Dataset listings of figures:
'''

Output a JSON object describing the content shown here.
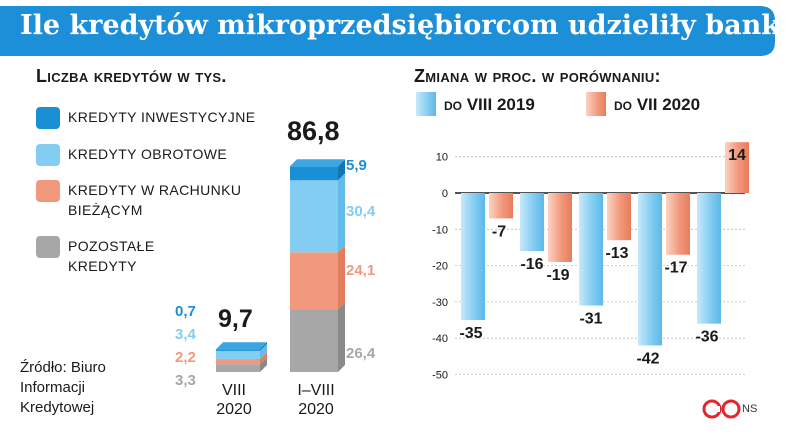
{
  "title": "Ile kredytów mikroprzedsiębiorcom udzieliły banki",
  "colors": {
    "banner": "#1d8ed8",
    "investment": "#1a8fd5",
    "working": "#84cdf2",
    "current": "#f2987c",
    "other": "#a7a7a7",
    "ink": "#1a1a1a"
  },
  "left_heading": "Liczba kredytów w tys.",
  "right_heading": "Zmiana w proc. w porównaniu:",
  "legend": [
    {
      "label": "Kredyty inwestycyjne",
      "color": "#1a8fd5"
    },
    {
      "label": "Kredyty obrotowe",
      "color": "#84cdf2"
    },
    {
      "label": "Kredyty w rachunku bieżącym",
      "color": "#f2987c"
    },
    {
      "label": "Pozostałe kredyty",
      "color": "#a7a7a7"
    }
  ],
  "source": "Źródło: Biuro\nInformacji\nKredytowej",
  "credit": "NS",
  "chart_data": [
    {
      "type": "bar",
      "stacked": true,
      "title": "Liczba kredytów w tys.",
      "categories": [
        "VIII\n2020",
        "I–VIII\n2020"
      ],
      "totals": [
        "9,7",
        "86,8"
      ],
      "series": [
        {
          "name": "Pozostałe kredyty",
          "values": [
            3.3,
            26.4
          ],
          "labels": [
            "3,3",
            "26,4"
          ],
          "color": "#a7a7a7"
        },
        {
          "name": "Kredyty w rachunku bieżącym",
          "values": [
            2.2,
            24.1
          ],
          "labels": [
            "2,2",
            "24,1"
          ],
          "color": "#f2987c"
        },
        {
          "name": "Kredyty obrotowe",
          "values": [
            3.4,
            30.4
          ],
          "labels": [
            "3,4",
            "30,4"
          ],
          "color": "#84cdf2"
        },
        {
          "name": "Kredyty inwestycyjne",
          "values": [
            0.7,
            5.9
          ],
          "labels": [
            "0,7",
            "5,9"
          ],
          "color": "#1a8fd5"
        }
      ],
      "ylim": [
        0,
        86.8
      ],
      "grid": false,
      "legend": "left"
    },
    {
      "type": "bar",
      "title": "Zmiana w proc. w porównaniu:",
      "series": [
        {
          "name": "do VIII 2019",
          "values": [
            -35,
            -16,
            -31,
            -42,
            -36
          ],
          "color": "#84cdf2"
        },
        {
          "name": "do VII 2020",
          "values": [
            -7,
            -19,
            -13,
            -17,
            14
          ],
          "color": "#f2987c"
        }
      ],
      "yticks": [
        10,
        0,
        -10,
        -20,
        -30,
        -40,
        -50
      ],
      "ylim": [
        -50,
        15
      ],
      "grid": true,
      "legend": "top"
    }
  ]
}
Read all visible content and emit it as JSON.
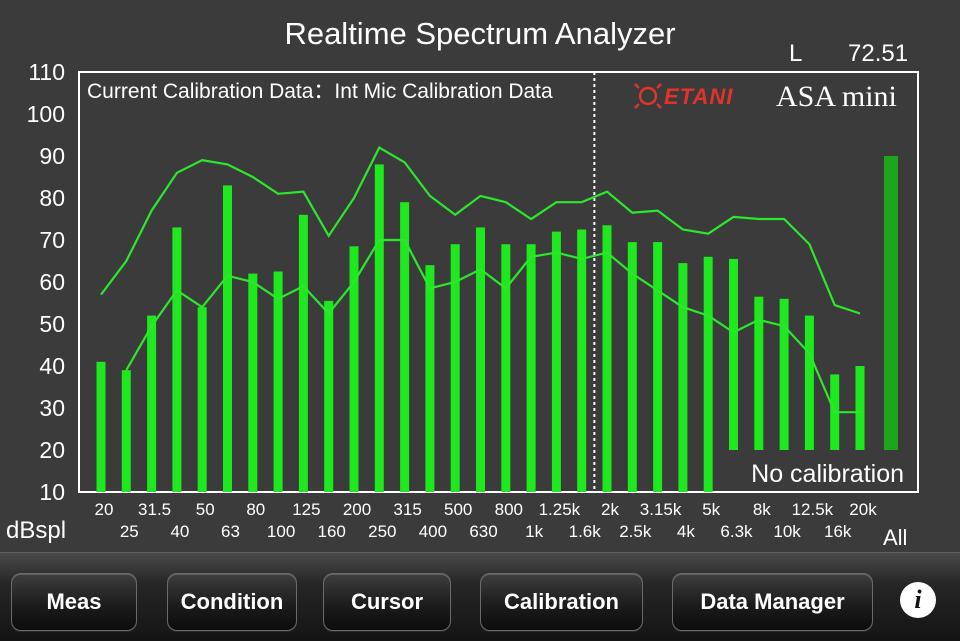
{
  "app": {
    "title": "Realtime Spectrum Analyzer",
    "channel": "L",
    "overall_level": "72.51",
    "unit_label": "dBspl",
    "calibration_info": "Current Calibration Data：Int Mic Calibration Data",
    "no_calibration": "No calibration",
    "brand_etani": "ETANI",
    "brand_product": "ASA mini",
    "all_label": "All"
  },
  "colors": {
    "bar": "#1ee81e",
    "line": "#2ce82c",
    "all_bar": "#1ea51e",
    "frame": "#ffffff",
    "brand_red": "#e0332a"
  },
  "chart_data": {
    "type": "bar",
    "ylim": [
      10,
      110
    ],
    "yticks": [
      "10",
      "20",
      "30",
      "40",
      "50",
      "60",
      "70",
      "80",
      "90",
      "100",
      "110"
    ],
    "categories": [
      "20",
      "25",
      "31.5",
      "40",
      "50",
      "63",
      "80",
      "100",
      "125",
      "160",
      "200",
      "250",
      "315",
      "400",
      "500",
      "630",
      "800",
      "1k",
      "1.25k",
      "1.6k",
      "2k",
      "2.5k",
      "3.15k",
      "4k",
      "5k",
      "6.3k",
      "8k",
      "10k",
      "12.5k",
      "16k",
      "20k"
    ],
    "series": [
      {
        "values": [
          41,
          39,
          52,
          73,
          54,
          83,
          62,
          62.5,
          76,
          55.5,
          68.5,
          88,
          79,
          64,
          69,
          73,
          69,
          69,
          72,
          72.5,
          73.5,
          69.5,
          69.5,
          64.5,
          66,
          65.5,
          56.5,
          56,
          52,
          38,
          40
        ]
      }
    ],
    "bar_bottoms": [
      10,
      10,
      10,
      10,
      10,
      10,
      10,
      10,
      10,
      10,
      10,
      10,
      10,
      10,
      10,
      10,
      10,
      10,
      10,
      10,
      10,
      10,
      10,
      10,
      10,
      20,
      20,
      20,
      20,
      20,
      20
    ],
    "max_line": [
      57,
      65,
      77,
      86,
      89,
      88,
      85,
      81,
      81.5,
      71,
      80,
      92,
      88.5,
      80.5,
      76,
      80.5,
      79,
      75,
      79,
      79,
      81.5,
      76.5,
      77,
      72.5,
      71.5,
      75.5,
      75,
      75,
      69,
      54.5,
      52.5
    ],
    "min_line": [
      null,
      39,
      49.5,
      58,
      54,
      61.5,
      60,
      56,
      59,
      52.5,
      60,
      70,
      70,
      58.5,
      60,
      63,
      58.5,
      66,
      67,
      65.5,
      67,
      62,
      58,
      54,
      52,
      48,
      51,
      49.5,
      43,
      29,
      29
    ],
    "all_bar": {
      "label": "All",
      "value": 90
    },
    "cursor_after_index": 19
  },
  "toolbar": {
    "meas": "Meas",
    "condition": "Condition",
    "cursor": "Cursor",
    "calibration": "Calibration",
    "data_manager": "Data Manager",
    "info": "i"
  }
}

'''

## DIRECTIVE
Omit the pictures and output all of the other material exactly.

## WRITTEN ANSWER
Output a JSON object describing the content shown here.
{
  "title": "Ile kredytów mikroprzedsiębiorcom udzieliły banki",
  "colors": {
    "banner": "#1d8ed8",
    "investment": "#1a8fd5",
    "working": "#84cdf2",
    "current": "#f2987c",
    "other": "#a7a7a7",
    "ink": "#1a1a1a"
  },
  "left_heading": "Liczba kredytów w tys.",
  "right_heading": "Zmiana w proc. w porównaniu:",
  "legend": [
    {
      "label": "Kredyty inwestycyjne",
      "color": "#1a8fd5"
    },
    {
      "label": "Kredyty obrotowe",
      "color": "#84cdf2"
    },
    {
      "label": "Kredyty w rachunku bieżącym",
      "color": "#f2987c"
    },
    {
      "label": "Pozostałe kredyty",
      "color": "#a7a7a7"
    }
  ],
  "source": "Źródło: Biuro\nInformacji\nKredytowej",
  "credit": "NS",
  "chart_data": [
    {
      "type": "bar",
      "stacked": true,
      "title": "Liczba kredytów w tys.",
      "categories": [
        "VIII\n2020",
        "I–VIII\n2020"
      ],
      "totals": [
        "9,7",
        "86,8"
      ],
      "series": [
        {
          "name": "Pozostałe kredyty",
          "values": [
            3.3,
            26.4
          ],
          "labels": [
            "3,3",
            "26,4"
          ],
          "color": "#a7a7a7"
        },
        {
          "name": "Kredyty w rachunku bieżącym",
          "values": [
            2.2,
            24.1
          ],
          "labels": [
            "2,2",
            "24,1"
          ],
          "color": "#f2987c"
        },
        {
          "name": "Kredyty obrotowe",
          "values": [
            3.4,
            30.4
          ],
          "labels": [
            "3,4",
            "30,4"
          ],
          "color": "#84cdf2"
        },
        {
          "name": "Kredyty inwestycyjne",
          "values": [
            0.7,
            5.9
          ],
          "labels": [
            "0,7",
            "5,9"
          ],
          "color": "#1a8fd5"
        }
      ],
      "ylim": [
        0,
        86.8
      ],
      "grid": false,
      "legend": "left"
    },
    {
      "type": "bar",
      "title": "Zmiana w proc. w porównaniu:",
      "series": [
        {
          "name": "do VIII 2019",
          "values": [
            -35,
            -16,
            -31,
            -42,
            -36
          ],
          "color": "#84cdf2"
        },
        {
          "name": "do VII 2020",
          "values": [
            -7,
            -19,
            -13,
            -17,
            14
          ],
          "color": "#f2987c"
        }
      ],
      "yticks": [
        10,
        0,
        -10,
        -20,
        -30,
        -40,
        -50
      ],
      "ylim": [
        -50,
        15
      ],
      "grid": true,
      "legend": "top"
    }
  ]
}
Read all visible content and emit it as JSON.
{
  "app": {
    "title": "Realtime Spectrum Analyzer",
    "channel": "L",
    "overall_level": "72.51",
    "unit_label": "dBspl",
    "calibration_info": "Current Calibration Data：Int Mic Calibration Data",
    "no_calibration": "No calibration",
    "brand_etani": "ETANI",
    "brand_product": "ASA mini",
    "all_label": "All"
  },
  "colors": {
    "bar": "#1ee81e",
    "line": "#2ce82c",
    "all_bar": "#1ea51e",
    "frame": "#ffffff",
    "brand_red": "#e0332a"
  },
  "chart_data": {
    "type": "bar",
    "ylim": [
      10,
      110
    ],
    "yticks": [
      "10",
      "20",
      "30",
      "40",
      "50",
      "60",
      "70",
      "80",
      "90",
      "100",
      "110"
    ],
    "categories": [
      "20",
      "25",
      "31.5",
      "40",
      "50",
      "63",
      "80",
      "100",
      "125",
      "160",
      "200",
      "250",
      "315",
      "400",
      "500",
      "630",
      "800",
      "1k",
      "1.25k",
      "1.6k",
      "2k",
      "2.5k",
      "3.15k",
      "4k",
      "5k",
      "6.3k",
      "8k",
      "10k",
      "12.5k",
      "16k",
      "20k"
    ],
    "series": [
      {
        "values": [
          41,
          39,
          52,
          73,
          54,
          83,
          62,
          62.5,
          76,
          55.5,
          68.5,
          88,
          79,
          64,
          69,
          73,
          69,
          69,
          72,
          72.5,
          73.5,
          69.5,
          69.5,
          64.5,
          66,
          65.5,
          56.5,
          56,
          52,
          38,
          40
        ]
      }
    ],
    "bar_bottoms": [
      10,
      10,
      10,
      10,
      10,
      10,
      10,
      10,
      10,
      10,
      10,
      10,
      10,
      10,
      10,
      10,
      10,
      10,
      10,
      10,
      10,
      10,
      10,
      10,
      10,
      20,
      20,
      20,
      20,
      20,
      20
    ],
    "max_line": [
      57,
      65,
      77,
      86,
      89,
      88,
      85,
      81,
      81.5,
      71,
      80,
      92,
      88.5,
      80.5,
      76,
      80.5,
      79,
      75,
      79,
      79,
      81.5,
      76.5,
      77,
      72.5,
      71.5,
      75.5,
      75,
      75,
      69,
      54.5,
      52.5
    ],
    "min_line": [
      null,
      39,
      49.5,
      58,
      54,
      61.5,
      60,
      56,
      59,
      52.5,
      60,
      70,
      70,
      58.5,
      60,
      63,
      58.5,
      66,
      67,
      65.5,
      67,
      62,
      58,
      54,
      52,
      48,
      51,
      49.5,
      43,
      29,
      29
    ],
    "all_bar": {
      "label": "All",
      "value": 90
    },
    "cursor_after_index": 19
  },
  "toolbar": {
    "meas": "Meas",
    "condition": "Condition",
    "cursor": "Cursor",
    "calibration": "Calibration",
    "data_manager": "Data Manager",
    "info": "i"
  }
}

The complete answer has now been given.